## WHAT TO PRODUCE:
Your task is to copy the listing exactly. Drop any pictures from the copy.

[Extracted data entries]
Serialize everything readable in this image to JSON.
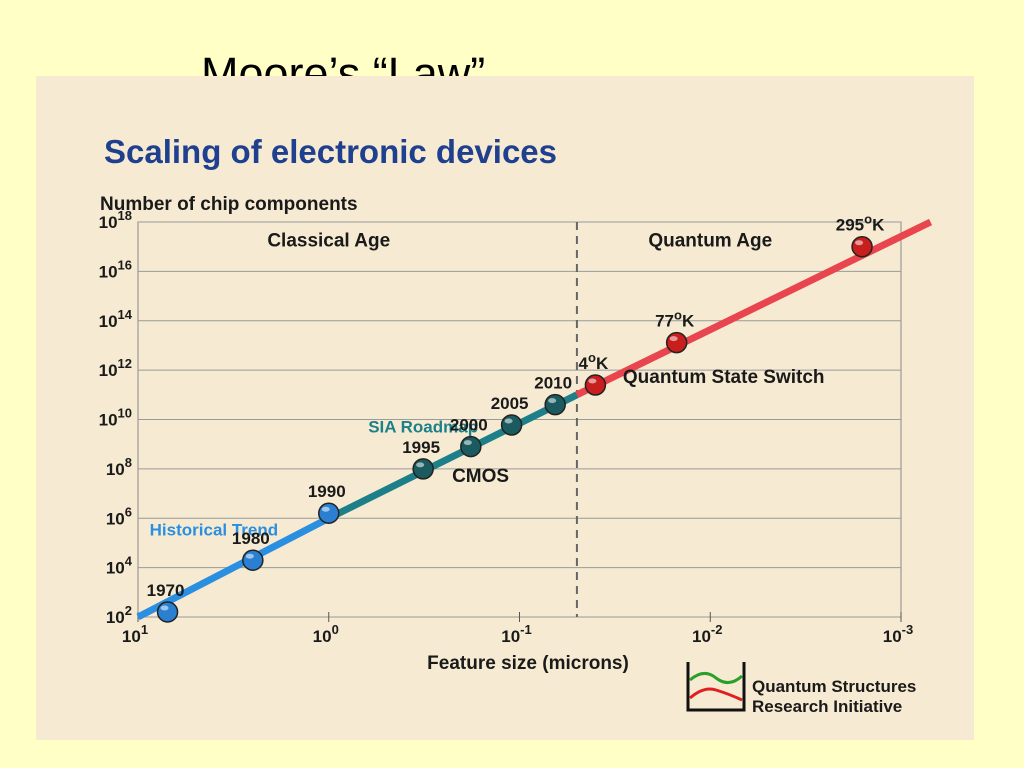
{
  "slide": {
    "title": "Moore’s “Law”"
  },
  "logo": {
    "line1": "Quantum Structures",
    "line2": "Research Initiative"
  },
  "chart_data": {
    "type": "line",
    "title": "Scaling of electronic devices",
    "ylabel": "Number of chip components",
    "xlabel": "Feature size (microns)",
    "x_scale": "log",
    "y_scale": "log",
    "x_reversed": true,
    "xlim": [
      10,
      0.001
    ],
    "ylim": [
      100,
      1e+18
    ],
    "x_ticks": [
      {
        "value": 10,
        "base": "10",
        "exp": "1"
      },
      {
        "value": 1,
        "base": "10",
        "exp": "0"
      },
      {
        "value": 0.1,
        "base": "10",
        "exp": "-1"
      },
      {
        "value": 0.01,
        "base": "10",
        "exp": "-2"
      },
      {
        "value": 0.001,
        "base": "10",
        "exp": "-3"
      }
    ],
    "y_ticks": [
      {
        "value": 100.0,
        "base": "10",
        "exp": "2"
      },
      {
        "value": 10000.0,
        "base": "10",
        "exp": "4"
      },
      {
        "value": 1000000.0,
        "base": "10",
        "exp": "6"
      },
      {
        "value": 100000000.0,
        "base": "10",
        "exp": "8"
      },
      {
        "value": 10000000000.0,
        "base": "10",
        "exp": "10"
      },
      {
        "value": 1000000000000.0,
        "base": "10",
        "exp": "12"
      },
      {
        "value": 100000000000000.0,
        "base": "10",
        "exp": "14"
      },
      {
        "value": 1e+16,
        "base": "10",
        "exp": "16"
      },
      {
        "value": 1e+18,
        "base": "10",
        "exp": "18"
      }
    ],
    "grid": true,
    "divider_x": 0.05,
    "series": [
      {
        "name": "Historical Trend",
        "color": "#2a8fe0",
        "x_start": 10,
        "y_start": 100,
        "x_end": 1,
        "y_end": 1000000.0,
        "points": [
          {
            "label": "1970",
            "x": 7.0,
            "y": 160.0
          },
          {
            "label": "1980",
            "x": 2.5,
            "y": 20000.0
          },
          {
            "label": "1990",
            "x": 1.0,
            "y": 1600000.0
          }
        ]
      },
      {
        "name": "SIA Roadmap",
        "color": "#1d7f8a",
        "x_start": 1,
        "y_start": 1000000.0,
        "x_end": 0.05,
        "y_end": 100000000000.0,
        "points": [
          {
            "label": "1995",
            "x": 0.32,
            "y": 100000000.0
          },
          {
            "label": "2000",
            "x": 0.18,
            "y": 800000000.0
          },
          {
            "label": "2005",
            "x": 0.11,
            "y": 6000000000.0
          },
          {
            "label": "2010",
            "x": 0.065,
            "y": 40000000000.0
          }
        ]
      },
      {
        "name": "",
        "color": "#e8454e",
        "x_start": 0.05,
        "y_start": 100000000000.0,
        "x_end": 0.0007,
        "y_end": 1e+18,
        "points": [
          {
            "label": "4",
            "deg": "o",
            "unit": "K",
            "x": 0.04,
            "y": 250000000000.0
          },
          {
            "label": "77",
            "deg": "o",
            "unit": "K",
            "x": 0.015,
            "y": 13000000000000.0
          },
          {
            "label": "295",
            "deg": "o",
            "unit": "K",
            "x": 0.0016,
            "y": 1e+17
          }
        ]
      }
    ],
    "annotations": [
      {
        "text": "Classical Age",
        "x": 1.0,
        "y": 1e+17
      },
      {
        "text": "Quantum Age",
        "x": 0.01,
        "y": 1e+17
      },
      {
        "text": "Quantum State Switch",
        "x": 0.0085,
        "y": 300000000000.0
      },
      {
        "text": "CMOS",
        "x": 0.16,
        "y": 30000000.0
      }
    ]
  }
}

## IN RESPONSE:
Serialize everything readable in this image to JSON.
{
  "slide": {
    "title": "Moore’s “Law”"
  },
  "logo": {
    "line1": "Quantum Structures",
    "line2": "Research Initiative"
  },
  "chart_data": {
    "type": "line",
    "title": "Scaling of electronic devices",
    "ylabel": "Number of chip components",
    "xlabel": "Feature size (microns)",
    "x_scale": "log",
    "y_scale": "log",
    "x_reversed": true,
    "xlim": [
      10,
      0.001
    ],
    "ylim": [
      100,
      1e+18
    ],
    "x_ticks": [
      {
        "value": 10,
        "base": "10",
        "exp": "1"
      },
      {
        "value": 1,
        "base": "10",
        "exp": "0"
      },
      {
        "value": 0.1,
        "base": "10",
        "exp": "-1"
      },
      {
        "value": 0.01,
        "base": "10",
        "exp": "-2"
      },
      {
        "value": 0.001,
        "base": "10",
        "exp": "-3"
      }
    ],
    "y_ticks": [
      {
        "value": 100.0,
        "base": "10",
        "exp": "2"
      },
      {
        "value": 10000.0,
        "base": "10",
        "exp": "4"
      },
      {
        "value": 1000000.0,
        "base": "10",
        "exp": "6"
      },
      {
        "value": 100000000.0,
        "base": "10",
        "exp": "8"
      },
      {
        "value": 10000000000.0,
        "base": "10",
        "exp": "10"
      },
      {
        "value": 1000000000000.0,
        "base": "10",
        "exp": "12"
      },
      {
        "value": 100000000000000.0,
        "base": "10",
        "exp": "14"
      },
      {
        "value": 1e+16,
        "base": "10",
        "exp": "16"
      },
      {
        "value": 1e+18,
        "base": "10",
        "exp": "18"
      }
    ],
    "grid": true,
    "divider_x": 0.05,
    "series": [
      {
        "name": "Historical Trend",
        "color": "#2a8fe0",
        "x_start": 10,
        "y_start": 100,
        "x_end": 1,
        "y_end": 1000000.0,
        "points": [
          {
            "label": "1970",
            "x": 7.0,
            "y": 160.0
          },
          {
            "label": "1980",
            "x": 2.5,
            "y": 20000.0
          },
          {
            "label": "1990",
            "x": 1.0,
            "y": 1600000.0
          }
        ]
      },
      {
        "name": "SIA Roadmap",
        "color": "#1d7f8a",
        "x_start": 1,
        "y_start": 1000000.0,
        "x_end": 0.05,
        "y_end": 100000000000.0,
        "points": [
          {
            "label": "1995",
            "x": 0.32,
            "y": 100000000.0
          },
          {
            "label": "2000",
            "x": 0.18,
            "y": 800000000.0
          },
          {
            "label": "2005",
            "x": 0.11,
            "y": 6000000000.0
          },
          {
            "label": "2010",
            "x": 0.065,
            "y": 40000000000.0
          }
        ]
      },
      {
        "name": "",
        "color": "#e8454e",
        "x_start": 0.05,
        "y_start": 100000000000.0,
        "x_end": 0.0007,
        "y_end": 1e+18,
        "points": [
          {
            "label": "4",
            "deg": "o",
            "unit": "K",
            "x": 0.04,
            "y": 250000000000.0
          },
          {
            "label": "77",
            "deg": "o",
            "unit": "K",
            "x": 0.015,
            "y": 13000000000000.0
          },
          {
            "label": "295",
            "deg": "o",
            "unit": "K",
            "x": 0.0016,
            "y": 1e+17
          }
        ]
      }
    ],
    "annotations": [
      {
        "text": "Classical Age",
        "x": 1.0,
        "y": 1e+17
      },
      {
        "text": "Quantum Age",
        "x": 0.01,
        "y": 1e+17
      },
      {
        "text": "Quantum State Switch",
        "x": 0.0085,
        "y": 300000000000.0
      },
      {
        "text": "CMOS",
        "x": 0.16,
        "y": 30000000.0
      }
    ]
  }
}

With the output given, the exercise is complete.